• **Items**
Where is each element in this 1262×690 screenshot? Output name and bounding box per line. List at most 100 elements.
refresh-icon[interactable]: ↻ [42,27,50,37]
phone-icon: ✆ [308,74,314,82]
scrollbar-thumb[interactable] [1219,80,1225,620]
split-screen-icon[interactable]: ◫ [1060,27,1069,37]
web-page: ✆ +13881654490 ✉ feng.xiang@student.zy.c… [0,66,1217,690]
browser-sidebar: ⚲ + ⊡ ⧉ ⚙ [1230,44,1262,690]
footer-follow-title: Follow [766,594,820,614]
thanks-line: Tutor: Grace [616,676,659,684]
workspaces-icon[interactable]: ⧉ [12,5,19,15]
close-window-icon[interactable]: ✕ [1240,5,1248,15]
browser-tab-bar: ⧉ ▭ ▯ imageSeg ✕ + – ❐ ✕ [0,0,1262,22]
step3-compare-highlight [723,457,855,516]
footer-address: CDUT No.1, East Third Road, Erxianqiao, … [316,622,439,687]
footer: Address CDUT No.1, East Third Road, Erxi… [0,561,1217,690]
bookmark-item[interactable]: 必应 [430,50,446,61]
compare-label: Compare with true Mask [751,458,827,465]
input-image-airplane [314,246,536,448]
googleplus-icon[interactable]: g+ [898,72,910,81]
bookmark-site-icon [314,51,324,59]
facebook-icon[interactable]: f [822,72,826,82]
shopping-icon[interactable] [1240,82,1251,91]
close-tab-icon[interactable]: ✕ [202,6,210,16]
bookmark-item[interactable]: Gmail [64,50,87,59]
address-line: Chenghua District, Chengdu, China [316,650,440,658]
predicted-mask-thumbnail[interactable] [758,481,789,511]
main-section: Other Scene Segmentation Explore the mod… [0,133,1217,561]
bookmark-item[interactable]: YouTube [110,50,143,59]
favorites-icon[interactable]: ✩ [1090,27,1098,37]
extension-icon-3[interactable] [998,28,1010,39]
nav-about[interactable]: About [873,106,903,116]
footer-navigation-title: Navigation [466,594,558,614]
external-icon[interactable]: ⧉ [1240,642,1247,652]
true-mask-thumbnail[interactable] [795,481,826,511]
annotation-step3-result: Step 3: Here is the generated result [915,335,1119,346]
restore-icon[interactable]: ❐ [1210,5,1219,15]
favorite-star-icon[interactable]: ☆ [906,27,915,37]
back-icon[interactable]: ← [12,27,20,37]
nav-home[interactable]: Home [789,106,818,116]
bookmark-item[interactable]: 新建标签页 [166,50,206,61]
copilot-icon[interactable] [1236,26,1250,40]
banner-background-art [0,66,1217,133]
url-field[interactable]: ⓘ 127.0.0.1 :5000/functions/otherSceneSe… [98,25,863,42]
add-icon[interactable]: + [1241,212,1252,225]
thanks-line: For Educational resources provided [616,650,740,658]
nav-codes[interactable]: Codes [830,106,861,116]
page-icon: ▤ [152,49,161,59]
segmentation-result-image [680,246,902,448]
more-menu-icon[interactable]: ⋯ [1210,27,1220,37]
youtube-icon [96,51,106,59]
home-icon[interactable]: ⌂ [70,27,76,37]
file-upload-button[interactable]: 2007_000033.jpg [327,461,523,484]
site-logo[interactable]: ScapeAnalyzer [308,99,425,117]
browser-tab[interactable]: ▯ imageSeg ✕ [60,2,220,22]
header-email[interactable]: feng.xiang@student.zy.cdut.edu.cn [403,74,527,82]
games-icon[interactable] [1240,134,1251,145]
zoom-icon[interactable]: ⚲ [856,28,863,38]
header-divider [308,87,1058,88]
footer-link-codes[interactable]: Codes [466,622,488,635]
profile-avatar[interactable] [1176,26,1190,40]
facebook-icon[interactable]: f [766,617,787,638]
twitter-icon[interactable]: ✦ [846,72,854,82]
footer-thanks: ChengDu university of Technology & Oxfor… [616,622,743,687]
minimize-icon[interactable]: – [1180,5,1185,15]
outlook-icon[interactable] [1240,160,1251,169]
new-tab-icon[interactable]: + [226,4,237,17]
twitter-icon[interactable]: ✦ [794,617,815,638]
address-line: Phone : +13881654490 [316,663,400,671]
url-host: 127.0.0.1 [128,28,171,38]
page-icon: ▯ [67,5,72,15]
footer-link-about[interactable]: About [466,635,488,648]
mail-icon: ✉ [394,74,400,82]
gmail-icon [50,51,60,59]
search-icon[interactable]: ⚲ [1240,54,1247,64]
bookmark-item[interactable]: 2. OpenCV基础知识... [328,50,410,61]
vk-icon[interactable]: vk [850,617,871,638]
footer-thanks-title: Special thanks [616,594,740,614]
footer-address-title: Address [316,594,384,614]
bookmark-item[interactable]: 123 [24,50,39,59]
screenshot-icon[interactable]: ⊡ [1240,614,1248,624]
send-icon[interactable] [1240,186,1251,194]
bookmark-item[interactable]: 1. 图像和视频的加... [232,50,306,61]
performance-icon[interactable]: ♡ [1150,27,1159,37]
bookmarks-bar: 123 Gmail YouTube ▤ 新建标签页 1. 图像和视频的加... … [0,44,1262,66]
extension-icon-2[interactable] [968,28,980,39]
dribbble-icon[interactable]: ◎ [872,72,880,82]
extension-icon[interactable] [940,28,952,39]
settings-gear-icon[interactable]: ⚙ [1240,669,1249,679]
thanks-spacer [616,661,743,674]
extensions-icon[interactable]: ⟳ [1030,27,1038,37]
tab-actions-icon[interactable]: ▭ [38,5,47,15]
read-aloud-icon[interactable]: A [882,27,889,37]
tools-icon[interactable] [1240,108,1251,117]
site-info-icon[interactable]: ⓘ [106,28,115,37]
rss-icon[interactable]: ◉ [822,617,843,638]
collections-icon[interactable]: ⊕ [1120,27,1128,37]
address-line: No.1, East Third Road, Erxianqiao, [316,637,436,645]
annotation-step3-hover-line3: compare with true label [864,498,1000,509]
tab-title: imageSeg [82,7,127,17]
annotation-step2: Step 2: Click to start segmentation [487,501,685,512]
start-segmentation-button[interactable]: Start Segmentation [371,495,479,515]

• **Stated problem**
From the listing above, pull out each line that contains the string "student" and copy those lines unchanged.

• **Complete output**
web-page: ✆ +13881654490 ✉ feng.xiang@student.zy.c… [0,66,1217,690]
header-email[interactable]: feng.xiang@student.zy.cdut.edu.cn [403,74,527,82]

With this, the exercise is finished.